(Records contained in a dataset)
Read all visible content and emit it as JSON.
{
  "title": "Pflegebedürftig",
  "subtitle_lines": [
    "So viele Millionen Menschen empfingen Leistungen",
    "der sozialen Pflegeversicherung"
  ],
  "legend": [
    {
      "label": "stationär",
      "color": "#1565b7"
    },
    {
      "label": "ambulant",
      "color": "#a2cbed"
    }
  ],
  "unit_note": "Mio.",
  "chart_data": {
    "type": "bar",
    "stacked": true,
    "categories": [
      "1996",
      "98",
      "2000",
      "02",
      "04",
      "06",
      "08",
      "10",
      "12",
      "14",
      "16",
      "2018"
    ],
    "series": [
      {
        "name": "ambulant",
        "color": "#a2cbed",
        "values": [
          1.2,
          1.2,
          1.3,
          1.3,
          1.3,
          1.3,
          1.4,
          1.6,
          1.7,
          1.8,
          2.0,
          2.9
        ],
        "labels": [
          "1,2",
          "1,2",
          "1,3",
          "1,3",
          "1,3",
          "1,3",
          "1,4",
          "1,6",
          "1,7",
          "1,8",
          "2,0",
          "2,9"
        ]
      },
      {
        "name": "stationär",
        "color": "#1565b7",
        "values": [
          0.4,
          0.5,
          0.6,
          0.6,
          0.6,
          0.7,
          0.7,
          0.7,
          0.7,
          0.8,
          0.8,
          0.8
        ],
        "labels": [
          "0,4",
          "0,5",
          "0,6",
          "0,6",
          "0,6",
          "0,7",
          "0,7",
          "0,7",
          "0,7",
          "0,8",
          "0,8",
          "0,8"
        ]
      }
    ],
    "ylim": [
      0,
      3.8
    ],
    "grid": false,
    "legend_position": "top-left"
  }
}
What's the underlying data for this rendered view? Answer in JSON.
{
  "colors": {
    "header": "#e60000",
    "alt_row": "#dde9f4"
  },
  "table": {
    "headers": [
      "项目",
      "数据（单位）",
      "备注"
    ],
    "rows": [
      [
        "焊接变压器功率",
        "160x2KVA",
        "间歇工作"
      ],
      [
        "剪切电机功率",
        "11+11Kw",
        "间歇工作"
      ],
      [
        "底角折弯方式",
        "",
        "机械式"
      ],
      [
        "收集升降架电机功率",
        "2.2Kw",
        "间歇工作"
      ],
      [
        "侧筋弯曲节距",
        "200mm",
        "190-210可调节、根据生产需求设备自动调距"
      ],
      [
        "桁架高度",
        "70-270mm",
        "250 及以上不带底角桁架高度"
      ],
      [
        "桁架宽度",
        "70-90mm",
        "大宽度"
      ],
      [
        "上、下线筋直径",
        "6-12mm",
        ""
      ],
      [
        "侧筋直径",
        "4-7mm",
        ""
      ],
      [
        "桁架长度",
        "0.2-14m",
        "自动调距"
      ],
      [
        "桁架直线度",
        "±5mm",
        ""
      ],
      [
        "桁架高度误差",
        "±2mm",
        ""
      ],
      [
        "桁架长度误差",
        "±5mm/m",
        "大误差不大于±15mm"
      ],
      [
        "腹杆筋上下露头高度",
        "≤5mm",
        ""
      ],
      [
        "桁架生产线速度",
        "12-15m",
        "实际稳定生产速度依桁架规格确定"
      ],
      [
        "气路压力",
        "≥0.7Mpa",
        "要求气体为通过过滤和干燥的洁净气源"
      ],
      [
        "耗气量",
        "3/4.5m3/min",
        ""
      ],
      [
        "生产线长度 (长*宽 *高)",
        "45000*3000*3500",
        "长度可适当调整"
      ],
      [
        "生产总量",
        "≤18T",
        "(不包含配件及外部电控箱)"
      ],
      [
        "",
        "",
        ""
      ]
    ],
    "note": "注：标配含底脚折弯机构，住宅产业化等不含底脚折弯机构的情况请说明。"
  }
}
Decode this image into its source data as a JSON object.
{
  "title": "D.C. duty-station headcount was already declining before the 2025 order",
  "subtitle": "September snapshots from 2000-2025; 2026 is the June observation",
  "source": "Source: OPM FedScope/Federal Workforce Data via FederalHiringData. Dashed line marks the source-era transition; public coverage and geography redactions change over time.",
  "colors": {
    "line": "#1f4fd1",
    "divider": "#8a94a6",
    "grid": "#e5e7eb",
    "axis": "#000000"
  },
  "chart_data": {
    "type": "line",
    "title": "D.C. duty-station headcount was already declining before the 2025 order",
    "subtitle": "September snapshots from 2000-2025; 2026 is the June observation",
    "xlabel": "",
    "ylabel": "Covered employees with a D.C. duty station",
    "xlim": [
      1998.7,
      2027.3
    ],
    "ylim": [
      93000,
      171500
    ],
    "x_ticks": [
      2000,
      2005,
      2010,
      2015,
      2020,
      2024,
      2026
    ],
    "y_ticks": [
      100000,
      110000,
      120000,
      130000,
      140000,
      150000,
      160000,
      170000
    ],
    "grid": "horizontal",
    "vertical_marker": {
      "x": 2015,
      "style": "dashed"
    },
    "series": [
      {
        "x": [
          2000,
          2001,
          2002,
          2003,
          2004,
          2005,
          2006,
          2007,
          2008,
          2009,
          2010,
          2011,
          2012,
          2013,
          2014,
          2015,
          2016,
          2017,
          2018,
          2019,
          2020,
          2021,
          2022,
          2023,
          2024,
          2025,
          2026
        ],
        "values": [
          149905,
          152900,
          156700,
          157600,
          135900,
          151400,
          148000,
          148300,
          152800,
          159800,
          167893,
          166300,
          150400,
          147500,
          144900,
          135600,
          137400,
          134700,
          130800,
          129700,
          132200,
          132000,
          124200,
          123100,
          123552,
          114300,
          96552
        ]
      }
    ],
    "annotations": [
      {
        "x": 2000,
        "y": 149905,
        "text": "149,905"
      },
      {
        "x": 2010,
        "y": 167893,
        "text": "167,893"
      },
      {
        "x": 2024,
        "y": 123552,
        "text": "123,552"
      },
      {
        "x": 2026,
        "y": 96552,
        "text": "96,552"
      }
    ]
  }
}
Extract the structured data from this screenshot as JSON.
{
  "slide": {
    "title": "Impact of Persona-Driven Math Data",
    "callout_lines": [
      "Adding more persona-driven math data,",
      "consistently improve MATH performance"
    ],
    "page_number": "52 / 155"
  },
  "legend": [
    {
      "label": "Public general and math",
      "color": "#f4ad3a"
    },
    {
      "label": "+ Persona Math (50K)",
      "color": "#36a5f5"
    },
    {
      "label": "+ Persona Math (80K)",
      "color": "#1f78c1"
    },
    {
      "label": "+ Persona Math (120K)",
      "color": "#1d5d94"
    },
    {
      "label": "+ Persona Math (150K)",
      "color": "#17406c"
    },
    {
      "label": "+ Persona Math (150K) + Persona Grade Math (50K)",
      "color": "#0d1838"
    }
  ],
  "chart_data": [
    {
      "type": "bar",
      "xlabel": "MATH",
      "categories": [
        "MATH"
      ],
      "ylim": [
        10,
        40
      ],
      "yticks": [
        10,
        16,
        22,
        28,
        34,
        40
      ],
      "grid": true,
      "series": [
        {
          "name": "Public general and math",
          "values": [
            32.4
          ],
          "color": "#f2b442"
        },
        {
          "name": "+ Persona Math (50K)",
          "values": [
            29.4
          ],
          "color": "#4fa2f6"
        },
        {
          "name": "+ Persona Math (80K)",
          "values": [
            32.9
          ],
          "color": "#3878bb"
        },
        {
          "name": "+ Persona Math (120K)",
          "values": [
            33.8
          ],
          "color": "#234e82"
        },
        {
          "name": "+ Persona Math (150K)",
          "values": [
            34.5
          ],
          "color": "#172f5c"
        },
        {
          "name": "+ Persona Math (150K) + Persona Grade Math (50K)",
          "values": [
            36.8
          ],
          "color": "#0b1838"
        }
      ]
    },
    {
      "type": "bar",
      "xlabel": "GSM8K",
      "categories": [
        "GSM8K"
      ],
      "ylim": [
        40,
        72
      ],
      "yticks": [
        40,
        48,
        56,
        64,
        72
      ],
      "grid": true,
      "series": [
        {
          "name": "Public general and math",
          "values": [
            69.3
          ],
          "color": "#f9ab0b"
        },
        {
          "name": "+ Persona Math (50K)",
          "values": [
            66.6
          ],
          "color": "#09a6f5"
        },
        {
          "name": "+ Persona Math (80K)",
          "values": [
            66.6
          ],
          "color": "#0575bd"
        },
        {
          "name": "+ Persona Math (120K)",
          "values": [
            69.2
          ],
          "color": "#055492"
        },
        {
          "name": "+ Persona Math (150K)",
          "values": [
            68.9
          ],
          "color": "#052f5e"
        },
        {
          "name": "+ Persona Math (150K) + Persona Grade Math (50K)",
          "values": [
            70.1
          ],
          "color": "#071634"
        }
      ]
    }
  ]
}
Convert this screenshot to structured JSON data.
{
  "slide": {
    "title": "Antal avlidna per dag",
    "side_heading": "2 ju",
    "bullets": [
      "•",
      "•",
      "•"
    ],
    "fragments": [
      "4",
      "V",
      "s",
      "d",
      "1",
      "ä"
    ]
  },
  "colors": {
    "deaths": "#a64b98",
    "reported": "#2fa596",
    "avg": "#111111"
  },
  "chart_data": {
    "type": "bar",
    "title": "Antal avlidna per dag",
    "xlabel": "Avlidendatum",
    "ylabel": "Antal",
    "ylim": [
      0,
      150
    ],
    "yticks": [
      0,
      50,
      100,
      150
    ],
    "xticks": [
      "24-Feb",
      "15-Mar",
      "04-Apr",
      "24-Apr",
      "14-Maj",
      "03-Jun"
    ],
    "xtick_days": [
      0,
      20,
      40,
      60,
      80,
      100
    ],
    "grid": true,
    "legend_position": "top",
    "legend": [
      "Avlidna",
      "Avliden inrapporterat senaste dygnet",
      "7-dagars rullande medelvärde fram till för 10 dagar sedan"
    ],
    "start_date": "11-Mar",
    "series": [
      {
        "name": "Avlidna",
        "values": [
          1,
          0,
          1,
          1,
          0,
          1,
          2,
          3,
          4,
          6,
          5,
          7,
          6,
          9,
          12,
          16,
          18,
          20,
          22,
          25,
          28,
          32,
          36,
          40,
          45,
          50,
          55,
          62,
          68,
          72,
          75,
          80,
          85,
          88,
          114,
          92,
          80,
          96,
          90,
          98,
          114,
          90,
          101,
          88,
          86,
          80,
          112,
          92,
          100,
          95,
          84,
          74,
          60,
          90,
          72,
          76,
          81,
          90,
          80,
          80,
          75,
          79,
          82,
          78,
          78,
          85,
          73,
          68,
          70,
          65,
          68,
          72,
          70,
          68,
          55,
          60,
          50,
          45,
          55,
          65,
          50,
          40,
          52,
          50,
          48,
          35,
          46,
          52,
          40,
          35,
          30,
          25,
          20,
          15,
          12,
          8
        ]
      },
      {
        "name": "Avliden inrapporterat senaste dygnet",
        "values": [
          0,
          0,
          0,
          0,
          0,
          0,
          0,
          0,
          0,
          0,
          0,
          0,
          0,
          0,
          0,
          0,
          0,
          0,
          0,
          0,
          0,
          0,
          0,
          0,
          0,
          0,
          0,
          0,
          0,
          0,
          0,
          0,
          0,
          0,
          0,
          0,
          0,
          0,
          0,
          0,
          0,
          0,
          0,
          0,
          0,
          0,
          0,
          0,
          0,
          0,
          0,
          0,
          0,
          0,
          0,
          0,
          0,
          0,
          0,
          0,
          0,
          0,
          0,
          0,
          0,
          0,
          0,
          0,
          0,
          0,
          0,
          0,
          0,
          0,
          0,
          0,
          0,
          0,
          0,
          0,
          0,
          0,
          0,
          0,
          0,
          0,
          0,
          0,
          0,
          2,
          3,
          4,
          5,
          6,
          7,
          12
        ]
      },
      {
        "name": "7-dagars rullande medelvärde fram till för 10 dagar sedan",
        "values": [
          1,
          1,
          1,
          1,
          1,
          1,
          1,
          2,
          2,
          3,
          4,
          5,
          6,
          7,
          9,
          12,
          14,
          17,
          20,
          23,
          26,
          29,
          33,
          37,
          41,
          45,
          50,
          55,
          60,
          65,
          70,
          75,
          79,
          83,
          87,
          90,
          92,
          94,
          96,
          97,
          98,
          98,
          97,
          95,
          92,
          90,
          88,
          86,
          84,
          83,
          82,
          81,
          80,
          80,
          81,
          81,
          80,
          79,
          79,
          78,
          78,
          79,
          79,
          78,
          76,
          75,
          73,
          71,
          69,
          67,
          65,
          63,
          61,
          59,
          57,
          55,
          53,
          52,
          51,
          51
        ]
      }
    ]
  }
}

**What this task involves**
Ascertain the number of lines in the entries that include the word "ylabel", and report only that number.

**Finished exercise**
2